• Records shown:
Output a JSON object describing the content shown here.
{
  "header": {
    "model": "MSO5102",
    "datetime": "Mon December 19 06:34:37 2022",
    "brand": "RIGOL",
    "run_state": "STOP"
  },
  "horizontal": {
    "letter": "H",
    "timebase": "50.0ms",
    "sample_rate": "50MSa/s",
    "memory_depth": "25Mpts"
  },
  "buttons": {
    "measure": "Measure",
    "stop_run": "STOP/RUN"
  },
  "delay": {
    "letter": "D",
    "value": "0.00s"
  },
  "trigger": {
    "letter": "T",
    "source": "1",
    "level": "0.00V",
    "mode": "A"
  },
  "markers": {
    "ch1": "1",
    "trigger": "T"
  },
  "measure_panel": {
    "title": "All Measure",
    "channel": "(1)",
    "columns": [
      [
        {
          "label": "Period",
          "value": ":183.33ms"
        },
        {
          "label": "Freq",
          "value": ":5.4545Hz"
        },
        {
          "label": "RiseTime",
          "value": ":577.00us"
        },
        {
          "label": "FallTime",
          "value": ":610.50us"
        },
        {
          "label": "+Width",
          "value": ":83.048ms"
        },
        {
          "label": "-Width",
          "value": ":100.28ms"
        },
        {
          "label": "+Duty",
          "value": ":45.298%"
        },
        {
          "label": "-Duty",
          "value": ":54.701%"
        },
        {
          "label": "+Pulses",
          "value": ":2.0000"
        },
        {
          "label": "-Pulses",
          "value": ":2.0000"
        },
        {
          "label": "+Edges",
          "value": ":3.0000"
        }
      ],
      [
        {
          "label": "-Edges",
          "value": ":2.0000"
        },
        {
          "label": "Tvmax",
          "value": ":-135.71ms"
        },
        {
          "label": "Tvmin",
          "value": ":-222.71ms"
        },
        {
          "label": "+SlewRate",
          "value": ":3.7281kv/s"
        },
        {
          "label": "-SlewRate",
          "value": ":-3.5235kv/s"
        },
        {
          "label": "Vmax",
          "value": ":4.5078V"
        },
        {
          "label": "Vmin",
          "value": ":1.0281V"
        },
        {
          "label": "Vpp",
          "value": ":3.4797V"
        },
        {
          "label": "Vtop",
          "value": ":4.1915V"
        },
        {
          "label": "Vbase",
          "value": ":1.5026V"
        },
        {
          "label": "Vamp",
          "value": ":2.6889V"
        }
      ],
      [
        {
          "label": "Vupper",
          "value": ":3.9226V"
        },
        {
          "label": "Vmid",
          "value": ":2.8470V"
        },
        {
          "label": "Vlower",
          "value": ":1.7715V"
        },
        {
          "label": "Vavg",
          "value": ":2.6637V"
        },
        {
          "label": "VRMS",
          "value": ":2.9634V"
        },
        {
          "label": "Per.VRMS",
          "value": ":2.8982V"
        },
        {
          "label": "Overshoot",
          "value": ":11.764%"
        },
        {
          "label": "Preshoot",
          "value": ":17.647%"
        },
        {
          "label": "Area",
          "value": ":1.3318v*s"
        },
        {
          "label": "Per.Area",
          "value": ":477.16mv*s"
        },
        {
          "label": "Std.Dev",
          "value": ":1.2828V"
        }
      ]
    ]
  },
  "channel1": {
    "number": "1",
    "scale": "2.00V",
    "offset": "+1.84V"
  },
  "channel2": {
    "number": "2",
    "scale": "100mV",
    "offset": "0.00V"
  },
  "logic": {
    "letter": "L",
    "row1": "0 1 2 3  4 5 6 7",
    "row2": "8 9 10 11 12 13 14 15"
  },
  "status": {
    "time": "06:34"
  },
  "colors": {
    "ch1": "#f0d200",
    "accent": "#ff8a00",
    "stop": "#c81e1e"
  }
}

--

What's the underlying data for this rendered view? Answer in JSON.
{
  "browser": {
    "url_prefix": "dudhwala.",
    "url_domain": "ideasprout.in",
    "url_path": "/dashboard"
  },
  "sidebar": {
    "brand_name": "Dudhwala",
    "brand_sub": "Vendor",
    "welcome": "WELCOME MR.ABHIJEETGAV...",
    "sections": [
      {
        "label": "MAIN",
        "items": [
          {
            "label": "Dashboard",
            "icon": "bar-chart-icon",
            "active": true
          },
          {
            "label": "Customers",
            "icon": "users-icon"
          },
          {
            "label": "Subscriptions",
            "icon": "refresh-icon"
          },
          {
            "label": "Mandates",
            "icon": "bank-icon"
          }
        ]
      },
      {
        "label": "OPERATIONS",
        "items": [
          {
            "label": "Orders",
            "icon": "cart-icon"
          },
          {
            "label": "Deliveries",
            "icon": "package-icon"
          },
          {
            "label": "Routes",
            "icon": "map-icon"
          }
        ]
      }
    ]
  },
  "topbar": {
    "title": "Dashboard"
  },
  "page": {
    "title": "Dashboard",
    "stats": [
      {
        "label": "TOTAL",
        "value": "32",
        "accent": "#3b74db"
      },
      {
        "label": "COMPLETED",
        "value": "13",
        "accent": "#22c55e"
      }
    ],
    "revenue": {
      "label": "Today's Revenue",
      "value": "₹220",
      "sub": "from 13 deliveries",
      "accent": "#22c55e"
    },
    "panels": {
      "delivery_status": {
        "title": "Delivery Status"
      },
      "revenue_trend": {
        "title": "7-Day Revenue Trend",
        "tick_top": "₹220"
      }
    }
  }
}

...

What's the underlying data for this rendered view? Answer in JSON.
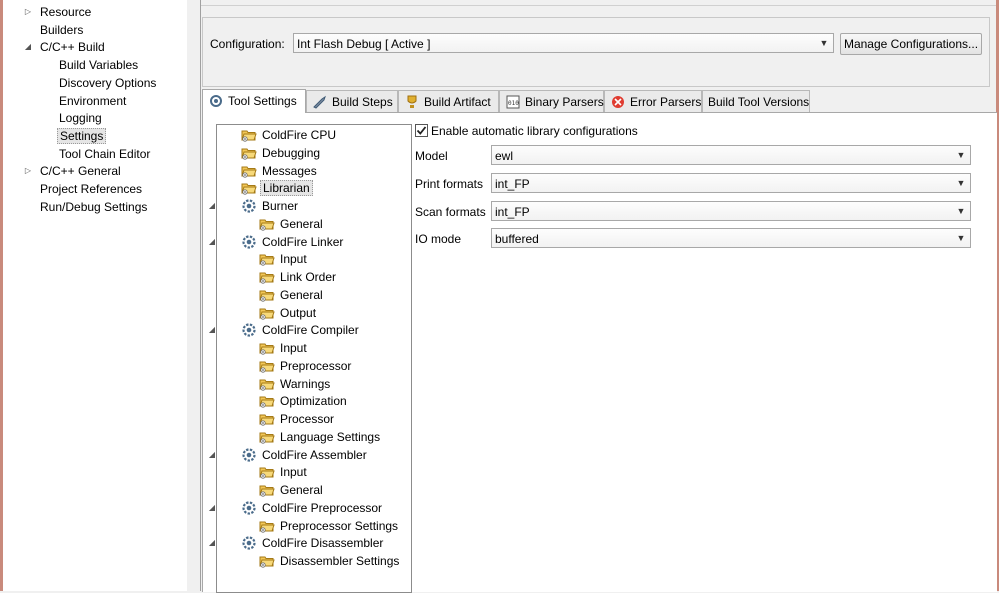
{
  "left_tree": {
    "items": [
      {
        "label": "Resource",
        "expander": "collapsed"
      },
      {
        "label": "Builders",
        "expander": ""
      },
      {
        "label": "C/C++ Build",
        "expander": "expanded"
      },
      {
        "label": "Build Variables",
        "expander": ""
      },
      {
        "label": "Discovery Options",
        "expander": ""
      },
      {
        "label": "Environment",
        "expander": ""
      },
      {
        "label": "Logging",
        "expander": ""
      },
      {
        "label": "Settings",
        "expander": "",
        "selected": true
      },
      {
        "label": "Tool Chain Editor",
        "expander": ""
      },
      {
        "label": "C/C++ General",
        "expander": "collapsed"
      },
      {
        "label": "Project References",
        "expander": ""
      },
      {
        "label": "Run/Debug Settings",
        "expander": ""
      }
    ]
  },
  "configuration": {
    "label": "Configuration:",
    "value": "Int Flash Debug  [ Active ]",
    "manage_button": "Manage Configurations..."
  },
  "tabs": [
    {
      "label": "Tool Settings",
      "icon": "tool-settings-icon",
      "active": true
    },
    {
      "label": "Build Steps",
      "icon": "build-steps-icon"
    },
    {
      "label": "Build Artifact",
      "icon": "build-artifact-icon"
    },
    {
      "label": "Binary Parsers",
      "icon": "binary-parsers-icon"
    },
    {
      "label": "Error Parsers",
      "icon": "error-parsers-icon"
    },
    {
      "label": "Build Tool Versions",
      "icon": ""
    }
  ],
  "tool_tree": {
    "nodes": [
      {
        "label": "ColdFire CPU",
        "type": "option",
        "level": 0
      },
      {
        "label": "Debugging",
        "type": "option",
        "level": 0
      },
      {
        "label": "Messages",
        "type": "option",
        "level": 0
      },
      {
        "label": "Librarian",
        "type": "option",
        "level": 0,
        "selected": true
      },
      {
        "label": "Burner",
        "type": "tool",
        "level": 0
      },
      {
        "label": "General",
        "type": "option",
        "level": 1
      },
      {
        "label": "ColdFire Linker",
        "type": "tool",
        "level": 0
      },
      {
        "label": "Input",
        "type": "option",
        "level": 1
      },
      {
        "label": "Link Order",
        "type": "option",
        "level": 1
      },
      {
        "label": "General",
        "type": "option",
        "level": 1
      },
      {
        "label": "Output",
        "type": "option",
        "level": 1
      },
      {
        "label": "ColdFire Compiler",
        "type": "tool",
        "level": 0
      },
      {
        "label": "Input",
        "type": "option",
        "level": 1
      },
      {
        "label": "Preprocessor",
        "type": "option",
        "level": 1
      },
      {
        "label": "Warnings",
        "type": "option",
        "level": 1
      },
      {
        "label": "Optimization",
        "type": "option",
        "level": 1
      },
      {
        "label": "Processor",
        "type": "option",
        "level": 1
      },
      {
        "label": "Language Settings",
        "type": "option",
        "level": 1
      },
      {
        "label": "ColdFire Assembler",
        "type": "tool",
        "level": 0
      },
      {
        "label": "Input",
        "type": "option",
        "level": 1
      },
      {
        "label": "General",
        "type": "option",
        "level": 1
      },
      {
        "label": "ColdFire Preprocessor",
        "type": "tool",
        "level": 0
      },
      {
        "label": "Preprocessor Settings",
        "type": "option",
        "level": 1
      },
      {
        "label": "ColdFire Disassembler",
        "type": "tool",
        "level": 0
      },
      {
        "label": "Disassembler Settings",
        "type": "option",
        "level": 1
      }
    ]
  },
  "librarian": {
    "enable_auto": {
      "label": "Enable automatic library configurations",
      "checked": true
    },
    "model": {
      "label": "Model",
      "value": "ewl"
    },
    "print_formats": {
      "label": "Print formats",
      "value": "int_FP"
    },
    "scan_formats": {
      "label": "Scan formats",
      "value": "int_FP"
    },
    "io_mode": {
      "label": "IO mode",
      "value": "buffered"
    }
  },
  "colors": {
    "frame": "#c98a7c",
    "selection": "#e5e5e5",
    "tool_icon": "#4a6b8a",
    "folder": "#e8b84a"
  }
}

• Exercise prompt: Gather all lines with the string "Output" from the data.

• Answer to this exercise:
Output a JSON object describing the content shown here.
        "label": "Output",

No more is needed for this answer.